===== Raw records

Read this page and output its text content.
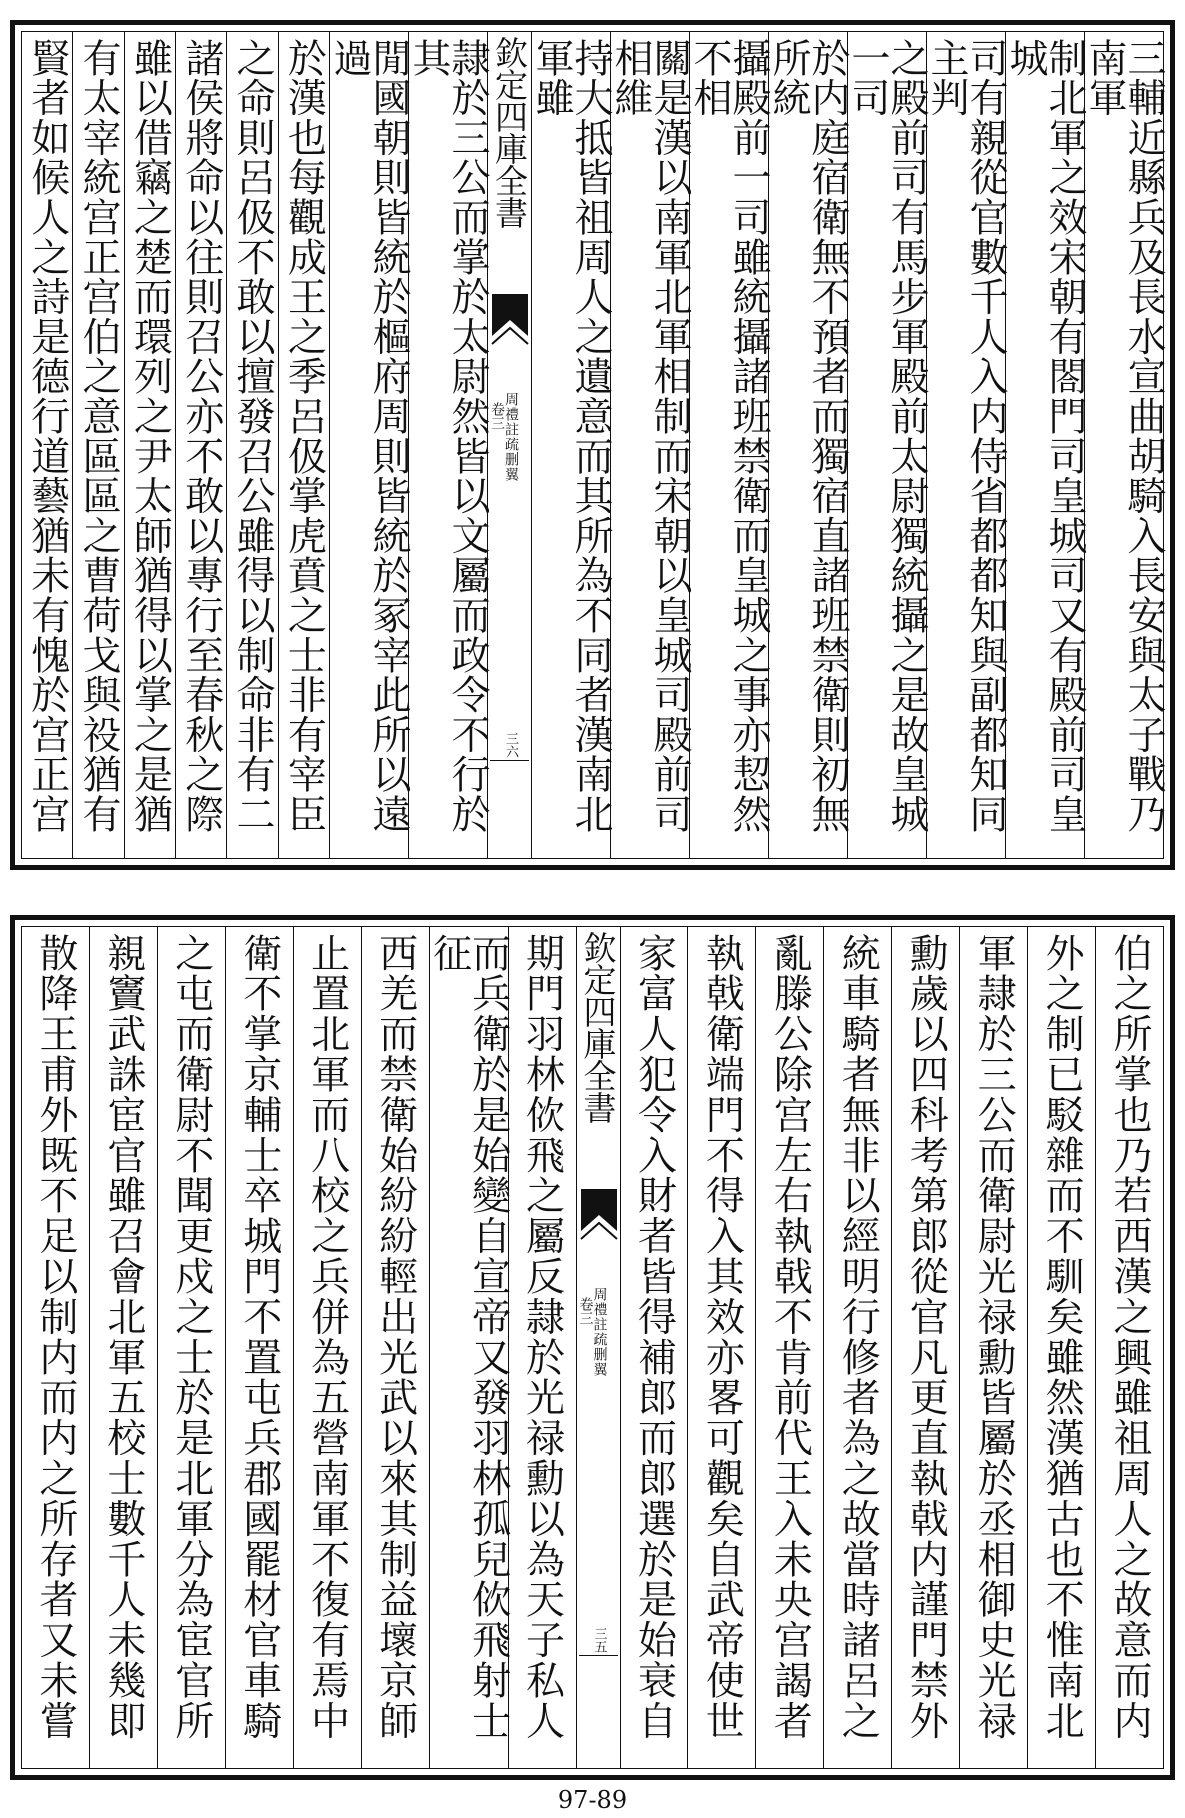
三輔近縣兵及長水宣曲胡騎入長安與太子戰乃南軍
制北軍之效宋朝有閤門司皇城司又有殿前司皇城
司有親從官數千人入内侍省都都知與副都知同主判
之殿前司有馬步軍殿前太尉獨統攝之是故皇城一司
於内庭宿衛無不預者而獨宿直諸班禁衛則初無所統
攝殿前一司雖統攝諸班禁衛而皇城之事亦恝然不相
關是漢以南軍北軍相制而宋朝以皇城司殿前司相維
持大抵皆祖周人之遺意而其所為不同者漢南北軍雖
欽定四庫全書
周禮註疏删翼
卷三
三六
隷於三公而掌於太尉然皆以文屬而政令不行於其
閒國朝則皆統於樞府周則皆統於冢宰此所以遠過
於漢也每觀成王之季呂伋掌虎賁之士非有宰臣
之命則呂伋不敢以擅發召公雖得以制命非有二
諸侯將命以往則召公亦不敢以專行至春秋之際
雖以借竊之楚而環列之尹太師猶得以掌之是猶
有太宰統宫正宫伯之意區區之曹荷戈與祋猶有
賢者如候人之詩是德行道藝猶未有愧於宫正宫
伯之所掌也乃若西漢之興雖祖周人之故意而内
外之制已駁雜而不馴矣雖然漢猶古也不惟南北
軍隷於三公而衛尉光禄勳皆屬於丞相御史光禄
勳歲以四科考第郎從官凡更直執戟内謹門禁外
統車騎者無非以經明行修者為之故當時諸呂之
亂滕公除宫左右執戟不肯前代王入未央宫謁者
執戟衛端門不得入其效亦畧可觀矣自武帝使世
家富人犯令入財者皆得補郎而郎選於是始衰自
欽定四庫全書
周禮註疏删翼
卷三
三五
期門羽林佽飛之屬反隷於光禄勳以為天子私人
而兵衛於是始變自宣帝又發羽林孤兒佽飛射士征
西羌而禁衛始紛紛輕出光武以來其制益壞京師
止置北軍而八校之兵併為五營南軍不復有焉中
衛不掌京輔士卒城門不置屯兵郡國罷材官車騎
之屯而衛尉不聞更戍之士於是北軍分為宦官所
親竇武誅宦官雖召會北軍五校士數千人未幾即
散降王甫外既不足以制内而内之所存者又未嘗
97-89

==========

(Problem details) Images must not appear in the copy; reproduce everything else in the records verbatim.

(The solution)
Read this page and output its text content.
三輔近縣兵及長水宣曲胡騎入長安與太子戰乃南軍
制北軍之效宋朝有閤門司皇城司又有殿前司皇城
司有親從官數千人入内侍省都都知與副都知同主判
之殿前司有馬步軍殿前太尉獨統攝之是故皇城一司
於内庭宿衛無不預者而獨宿直諸班禁衛則初無所統
攝殿前一司雖統攝諸班禁衛而皇城之事亦恝然不相
關是漢以南軍北軍相制而宋朝以皇城司殿前司相維
持大抵皆祖周人之遺意而其所為不同者漢南北軍雖
欽定四庫全書
周禮註疏删翼
卷三
三六
隷於三公而掌於太尉然皆以文屬而政令不行於其
閒國朝則皆統於樞府周則皆統於冢宰此所以遠過
於漢也每觀成王之季呂伋掌虎賁之士非有宰臣
之命則呂伋不敢以擅發召公雖得以制命非有二
諸侯將命以往則召公亦不敢以專行至春秋之際
雖以借竊之楚而環列之尹太師猶得以掌之是猶
有太宰統宫正宫伯之意區區之曹荷戈與祋猶有
賢者如候人之詩是德行道藝猶未有愧於宫正宫
伯之所掌也乃若西漢之興雖祖周人之故意而内
外之制已駁雜而不馴矣雖然漢猶古也不惟南北
軍隷於三公而衛尉光禄勳皆屬於丞相御史光禄
勳歲以四科考第郎從官凡更直執戟内謹門禁外
統車騎者無非以經明行修者為之故當時諸呂之
亂滕公除宫左右執戟不肯前代王入未央宫謁者
執戟衛端門不得入其效亦畧可觀矣自武帝使世
家富人犯令入財者皆得補郎而郎選於是始衰自
欽定四庫全書
周禮註疏删翼
卷三
三五
期門羽林佽飛之屬反隷於光禄勳以為天子私人
而兵衛於是始變自宣帝又發羽林孤兒佽飛射士征
西羌而禁衛始紛紛輕出光武以來其制益壞京師
止置北軍而八校之兵併為五營南軍不復有焉中
衛不掌京輔士卒城門不置屯兵郡國罷材官車騎
之屯而衛尉不聞更戍之士於是北軍分為宦官所
親竇武誅宦官雖召會北軍五校士數千人未幾即
散降王甫外既不足以制内而内之所存者又未嘗
97-89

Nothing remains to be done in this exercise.